**BRIEF**. Return every line below exactly, without dropping any.

(Stored data)
........

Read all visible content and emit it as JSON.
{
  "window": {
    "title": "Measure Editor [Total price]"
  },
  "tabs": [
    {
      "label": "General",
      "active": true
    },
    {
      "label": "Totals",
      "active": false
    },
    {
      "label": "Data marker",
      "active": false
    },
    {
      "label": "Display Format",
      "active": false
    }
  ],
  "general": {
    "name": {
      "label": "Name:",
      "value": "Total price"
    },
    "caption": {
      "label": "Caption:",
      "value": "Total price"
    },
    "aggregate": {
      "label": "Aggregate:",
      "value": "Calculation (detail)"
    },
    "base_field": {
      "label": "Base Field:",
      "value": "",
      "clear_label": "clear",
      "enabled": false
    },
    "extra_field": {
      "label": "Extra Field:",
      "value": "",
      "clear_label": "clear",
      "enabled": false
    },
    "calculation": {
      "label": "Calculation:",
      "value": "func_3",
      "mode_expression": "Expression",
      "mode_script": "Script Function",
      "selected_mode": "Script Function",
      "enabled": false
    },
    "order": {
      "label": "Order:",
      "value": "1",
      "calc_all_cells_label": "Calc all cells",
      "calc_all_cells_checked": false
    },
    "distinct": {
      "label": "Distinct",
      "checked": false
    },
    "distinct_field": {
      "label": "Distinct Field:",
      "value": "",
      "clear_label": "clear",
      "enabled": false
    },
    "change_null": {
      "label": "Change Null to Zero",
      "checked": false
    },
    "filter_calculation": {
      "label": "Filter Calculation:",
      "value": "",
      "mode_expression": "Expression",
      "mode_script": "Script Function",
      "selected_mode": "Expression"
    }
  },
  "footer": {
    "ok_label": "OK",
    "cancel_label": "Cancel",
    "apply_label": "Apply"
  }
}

........

**TASK SOLUTION**.
Read all visible content and emit it as JSON.
{
  "window": {
    "title": "Measure Editor [Total price]"
  },
  "tabs": [
    {
      "label": "General",
      "active": true
    },
    {
      "label": "Totals",
      "active": false
    },
    {
      "label": "Data marker",
      "active": false
    },
    {
      "label": "Display Format",
      "active": false
    }
  ],
  "general": {
    "name": {
      "label": "Name:",
      "value": "Total price"
    },
    "caption": {
      "label": "Caption:",
      "value": "Total price"
    },
    "aggregate": {
      "label": "Aggregate:",
      "value": "Calculation (detail)"
    },
    "base_field": {
      "label": "Base Field:",
      "value": "",
      "clear_label": "clear",
      "enabled": false
    },
    "extra_field": {
      "label": "Extra Field:",
      "value": "",
      "clear_label": "clear",
      "enabled": false
    },
    "calculation": {
      "label": "Calculation:",
      "value": "func_3",
      "mode_expression": "Expression",
      "mode_script": "Script Function",
      "selected_mode": "Script Function",
      "enabled": false
    },
    "order": {
      "label": "Order:",
      "value": "1",
      "calc_all_cells_label": "Calc all cells",
      "calc_all_cells_checked": false
    },
    "distinct": {
      "label": "Distinct",
      "checked": false
    },
    "distinct_field": {
      "label": "Distinct Field:",
      "value": "",
      "clear_label": "clear",
      "enabled": false
    },
    "change_null": {
      "label": "Change Null to Zero",
      "checked": false
    },
    "filter_calculation": {
      "label": "Filter Calculation:",
      "value": "",
      "mode_expression": "Expression",
      "mode_script": "Script Function",
      "selected_mode": "Expression"
    }
  },
  "footer": {
    "ok_label": "OK",
    "cancel_label": "Cancel",
    "apply_label": "Apply"
  }
}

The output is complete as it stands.